##### Listed records #####
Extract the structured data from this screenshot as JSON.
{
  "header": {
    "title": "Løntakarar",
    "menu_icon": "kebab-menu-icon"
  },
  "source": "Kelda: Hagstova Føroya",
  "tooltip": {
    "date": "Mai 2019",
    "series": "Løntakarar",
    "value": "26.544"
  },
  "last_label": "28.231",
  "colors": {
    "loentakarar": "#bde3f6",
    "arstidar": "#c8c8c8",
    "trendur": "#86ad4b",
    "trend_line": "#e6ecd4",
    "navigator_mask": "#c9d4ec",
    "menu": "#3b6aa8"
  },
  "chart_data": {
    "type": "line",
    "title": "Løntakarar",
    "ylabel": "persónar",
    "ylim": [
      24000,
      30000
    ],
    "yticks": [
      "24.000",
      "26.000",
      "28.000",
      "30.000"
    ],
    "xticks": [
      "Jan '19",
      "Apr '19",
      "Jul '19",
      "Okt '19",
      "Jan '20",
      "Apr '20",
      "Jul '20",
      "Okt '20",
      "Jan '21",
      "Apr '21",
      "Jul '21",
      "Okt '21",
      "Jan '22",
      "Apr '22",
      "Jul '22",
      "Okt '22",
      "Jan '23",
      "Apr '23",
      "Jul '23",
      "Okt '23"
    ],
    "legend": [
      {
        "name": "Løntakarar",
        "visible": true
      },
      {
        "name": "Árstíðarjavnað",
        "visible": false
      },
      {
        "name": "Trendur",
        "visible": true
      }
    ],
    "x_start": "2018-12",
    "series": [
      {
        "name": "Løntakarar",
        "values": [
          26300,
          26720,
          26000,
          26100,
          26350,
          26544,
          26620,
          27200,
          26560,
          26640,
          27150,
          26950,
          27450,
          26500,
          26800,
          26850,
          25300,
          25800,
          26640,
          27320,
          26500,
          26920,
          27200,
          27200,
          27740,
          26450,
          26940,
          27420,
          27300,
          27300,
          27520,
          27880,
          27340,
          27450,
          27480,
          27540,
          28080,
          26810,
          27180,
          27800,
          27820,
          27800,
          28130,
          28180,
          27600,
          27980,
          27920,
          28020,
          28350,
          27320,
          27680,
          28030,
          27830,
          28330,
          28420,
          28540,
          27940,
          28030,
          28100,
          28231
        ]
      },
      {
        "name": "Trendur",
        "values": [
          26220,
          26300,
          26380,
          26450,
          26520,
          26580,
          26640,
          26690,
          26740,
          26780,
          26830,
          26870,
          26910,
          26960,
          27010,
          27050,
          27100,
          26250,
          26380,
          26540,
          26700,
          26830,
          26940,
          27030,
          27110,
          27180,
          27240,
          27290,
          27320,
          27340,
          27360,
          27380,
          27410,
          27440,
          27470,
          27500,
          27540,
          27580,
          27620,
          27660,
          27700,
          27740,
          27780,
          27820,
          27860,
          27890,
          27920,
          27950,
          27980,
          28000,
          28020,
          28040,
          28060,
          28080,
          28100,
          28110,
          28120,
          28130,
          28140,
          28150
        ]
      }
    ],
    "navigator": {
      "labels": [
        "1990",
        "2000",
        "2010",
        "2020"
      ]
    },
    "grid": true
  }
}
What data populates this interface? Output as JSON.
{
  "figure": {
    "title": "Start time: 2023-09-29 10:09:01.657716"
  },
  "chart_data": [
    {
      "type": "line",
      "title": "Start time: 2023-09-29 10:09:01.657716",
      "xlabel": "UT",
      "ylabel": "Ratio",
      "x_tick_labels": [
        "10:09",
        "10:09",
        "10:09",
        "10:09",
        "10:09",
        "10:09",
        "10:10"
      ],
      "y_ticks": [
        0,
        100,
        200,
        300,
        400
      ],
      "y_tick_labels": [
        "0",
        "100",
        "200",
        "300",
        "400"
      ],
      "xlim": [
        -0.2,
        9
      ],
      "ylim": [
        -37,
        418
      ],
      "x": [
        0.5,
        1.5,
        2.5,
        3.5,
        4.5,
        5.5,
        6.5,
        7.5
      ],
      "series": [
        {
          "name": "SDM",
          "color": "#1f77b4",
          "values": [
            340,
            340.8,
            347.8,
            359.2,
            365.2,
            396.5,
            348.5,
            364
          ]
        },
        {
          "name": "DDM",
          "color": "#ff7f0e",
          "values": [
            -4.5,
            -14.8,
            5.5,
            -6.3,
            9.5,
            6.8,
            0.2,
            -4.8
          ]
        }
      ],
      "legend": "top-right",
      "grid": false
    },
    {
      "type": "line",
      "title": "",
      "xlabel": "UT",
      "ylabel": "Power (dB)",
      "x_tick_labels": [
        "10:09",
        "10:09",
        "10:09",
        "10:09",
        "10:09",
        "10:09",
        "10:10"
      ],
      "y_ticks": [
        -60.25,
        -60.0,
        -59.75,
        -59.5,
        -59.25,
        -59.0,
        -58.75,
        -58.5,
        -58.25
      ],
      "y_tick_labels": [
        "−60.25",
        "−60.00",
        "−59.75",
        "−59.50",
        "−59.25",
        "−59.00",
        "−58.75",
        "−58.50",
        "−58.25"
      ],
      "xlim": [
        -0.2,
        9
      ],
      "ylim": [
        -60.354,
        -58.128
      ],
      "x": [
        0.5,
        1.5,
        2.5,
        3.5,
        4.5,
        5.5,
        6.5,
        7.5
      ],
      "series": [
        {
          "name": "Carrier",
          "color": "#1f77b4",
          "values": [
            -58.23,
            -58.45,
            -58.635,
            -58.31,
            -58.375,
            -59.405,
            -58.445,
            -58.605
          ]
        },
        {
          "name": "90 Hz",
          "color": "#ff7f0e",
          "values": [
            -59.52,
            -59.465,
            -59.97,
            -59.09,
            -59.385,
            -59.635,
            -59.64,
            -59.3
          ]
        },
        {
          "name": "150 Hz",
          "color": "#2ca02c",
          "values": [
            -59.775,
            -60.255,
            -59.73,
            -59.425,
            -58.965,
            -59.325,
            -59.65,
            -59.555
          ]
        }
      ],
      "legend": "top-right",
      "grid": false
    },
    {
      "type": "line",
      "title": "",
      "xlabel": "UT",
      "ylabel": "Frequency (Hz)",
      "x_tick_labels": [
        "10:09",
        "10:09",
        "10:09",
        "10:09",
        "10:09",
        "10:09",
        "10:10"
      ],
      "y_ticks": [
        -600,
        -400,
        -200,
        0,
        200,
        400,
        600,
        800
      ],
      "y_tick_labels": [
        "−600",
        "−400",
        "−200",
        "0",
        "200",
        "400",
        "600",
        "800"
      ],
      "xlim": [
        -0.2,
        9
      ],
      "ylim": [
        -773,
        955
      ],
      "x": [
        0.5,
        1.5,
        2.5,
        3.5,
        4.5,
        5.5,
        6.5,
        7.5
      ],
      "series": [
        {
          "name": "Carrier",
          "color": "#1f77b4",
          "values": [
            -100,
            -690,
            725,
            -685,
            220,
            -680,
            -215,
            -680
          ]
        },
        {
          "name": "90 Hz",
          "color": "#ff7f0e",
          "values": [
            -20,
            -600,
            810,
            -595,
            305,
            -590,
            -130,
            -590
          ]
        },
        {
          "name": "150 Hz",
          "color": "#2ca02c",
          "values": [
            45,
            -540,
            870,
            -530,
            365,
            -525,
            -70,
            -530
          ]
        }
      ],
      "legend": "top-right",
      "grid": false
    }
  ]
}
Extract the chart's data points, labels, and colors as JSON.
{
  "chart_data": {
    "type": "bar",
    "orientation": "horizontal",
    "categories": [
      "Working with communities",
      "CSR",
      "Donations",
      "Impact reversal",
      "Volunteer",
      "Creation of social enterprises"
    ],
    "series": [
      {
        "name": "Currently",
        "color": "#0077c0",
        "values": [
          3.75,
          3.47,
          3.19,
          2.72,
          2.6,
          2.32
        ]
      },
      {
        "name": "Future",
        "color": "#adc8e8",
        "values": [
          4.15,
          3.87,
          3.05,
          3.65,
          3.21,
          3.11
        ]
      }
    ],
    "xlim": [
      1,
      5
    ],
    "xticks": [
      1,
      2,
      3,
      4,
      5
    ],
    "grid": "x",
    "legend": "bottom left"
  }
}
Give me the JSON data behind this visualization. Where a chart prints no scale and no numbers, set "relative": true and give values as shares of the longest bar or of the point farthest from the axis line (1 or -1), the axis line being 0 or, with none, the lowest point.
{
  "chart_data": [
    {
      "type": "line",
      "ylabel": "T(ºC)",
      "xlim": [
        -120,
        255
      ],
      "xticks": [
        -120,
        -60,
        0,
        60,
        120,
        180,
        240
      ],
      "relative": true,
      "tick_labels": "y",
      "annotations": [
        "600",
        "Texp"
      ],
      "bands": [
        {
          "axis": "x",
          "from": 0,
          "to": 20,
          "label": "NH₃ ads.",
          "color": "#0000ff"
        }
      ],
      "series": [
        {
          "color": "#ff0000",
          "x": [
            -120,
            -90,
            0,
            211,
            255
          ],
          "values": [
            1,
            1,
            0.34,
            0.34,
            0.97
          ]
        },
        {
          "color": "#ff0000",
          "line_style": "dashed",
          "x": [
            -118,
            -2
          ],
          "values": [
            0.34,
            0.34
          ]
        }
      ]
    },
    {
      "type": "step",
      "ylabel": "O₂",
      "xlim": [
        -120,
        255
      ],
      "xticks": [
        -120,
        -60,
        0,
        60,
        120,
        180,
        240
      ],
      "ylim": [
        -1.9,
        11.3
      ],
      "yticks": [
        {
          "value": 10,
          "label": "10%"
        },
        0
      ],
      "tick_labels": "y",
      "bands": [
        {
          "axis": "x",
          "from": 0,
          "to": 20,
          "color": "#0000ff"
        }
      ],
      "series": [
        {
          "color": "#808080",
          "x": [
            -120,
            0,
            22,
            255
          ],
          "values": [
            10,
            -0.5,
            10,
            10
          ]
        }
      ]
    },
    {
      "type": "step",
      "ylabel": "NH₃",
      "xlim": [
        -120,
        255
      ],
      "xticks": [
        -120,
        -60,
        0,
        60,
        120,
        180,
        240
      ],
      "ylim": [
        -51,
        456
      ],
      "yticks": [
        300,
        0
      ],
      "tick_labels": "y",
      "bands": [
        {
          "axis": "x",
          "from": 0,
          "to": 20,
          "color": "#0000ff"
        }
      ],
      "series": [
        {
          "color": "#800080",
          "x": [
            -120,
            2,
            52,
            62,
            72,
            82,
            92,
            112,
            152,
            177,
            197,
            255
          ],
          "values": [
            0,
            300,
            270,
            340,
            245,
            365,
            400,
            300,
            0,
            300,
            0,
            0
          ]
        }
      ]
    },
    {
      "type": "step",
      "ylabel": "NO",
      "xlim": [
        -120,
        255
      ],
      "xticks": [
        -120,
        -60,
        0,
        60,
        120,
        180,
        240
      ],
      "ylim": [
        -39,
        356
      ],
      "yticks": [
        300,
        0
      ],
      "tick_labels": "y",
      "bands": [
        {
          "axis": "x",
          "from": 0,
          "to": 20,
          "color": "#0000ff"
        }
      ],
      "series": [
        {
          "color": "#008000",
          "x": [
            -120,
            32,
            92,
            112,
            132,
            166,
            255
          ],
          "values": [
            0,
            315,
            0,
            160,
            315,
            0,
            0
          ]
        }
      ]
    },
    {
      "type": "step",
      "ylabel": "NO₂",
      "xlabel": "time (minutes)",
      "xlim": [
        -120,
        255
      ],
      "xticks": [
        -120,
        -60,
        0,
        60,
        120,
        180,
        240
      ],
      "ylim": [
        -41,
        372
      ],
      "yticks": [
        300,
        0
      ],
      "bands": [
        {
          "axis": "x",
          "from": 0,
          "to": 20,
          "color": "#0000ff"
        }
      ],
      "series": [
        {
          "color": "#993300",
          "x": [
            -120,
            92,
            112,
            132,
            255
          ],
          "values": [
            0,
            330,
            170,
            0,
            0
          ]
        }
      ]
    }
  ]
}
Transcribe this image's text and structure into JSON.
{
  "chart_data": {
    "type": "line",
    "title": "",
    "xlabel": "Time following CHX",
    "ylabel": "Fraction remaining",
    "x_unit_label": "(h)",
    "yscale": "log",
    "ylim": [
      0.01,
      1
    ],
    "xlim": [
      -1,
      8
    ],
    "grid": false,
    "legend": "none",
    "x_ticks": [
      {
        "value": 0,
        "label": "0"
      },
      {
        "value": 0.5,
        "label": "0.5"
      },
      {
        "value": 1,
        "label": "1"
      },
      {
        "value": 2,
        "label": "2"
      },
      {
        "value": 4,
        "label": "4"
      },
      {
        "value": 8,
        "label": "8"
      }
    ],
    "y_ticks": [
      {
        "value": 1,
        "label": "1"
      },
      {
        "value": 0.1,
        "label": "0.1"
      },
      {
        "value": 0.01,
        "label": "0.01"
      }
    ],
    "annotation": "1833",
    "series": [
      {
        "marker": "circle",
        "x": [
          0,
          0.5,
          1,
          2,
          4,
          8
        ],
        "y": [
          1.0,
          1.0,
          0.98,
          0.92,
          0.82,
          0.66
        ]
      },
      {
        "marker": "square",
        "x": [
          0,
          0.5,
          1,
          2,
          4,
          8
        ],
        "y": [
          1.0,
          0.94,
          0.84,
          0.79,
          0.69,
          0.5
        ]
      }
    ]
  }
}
#####
Exercise
Find how many lines in the listing hold "none", and reply with that number only.

Answer to this problem
2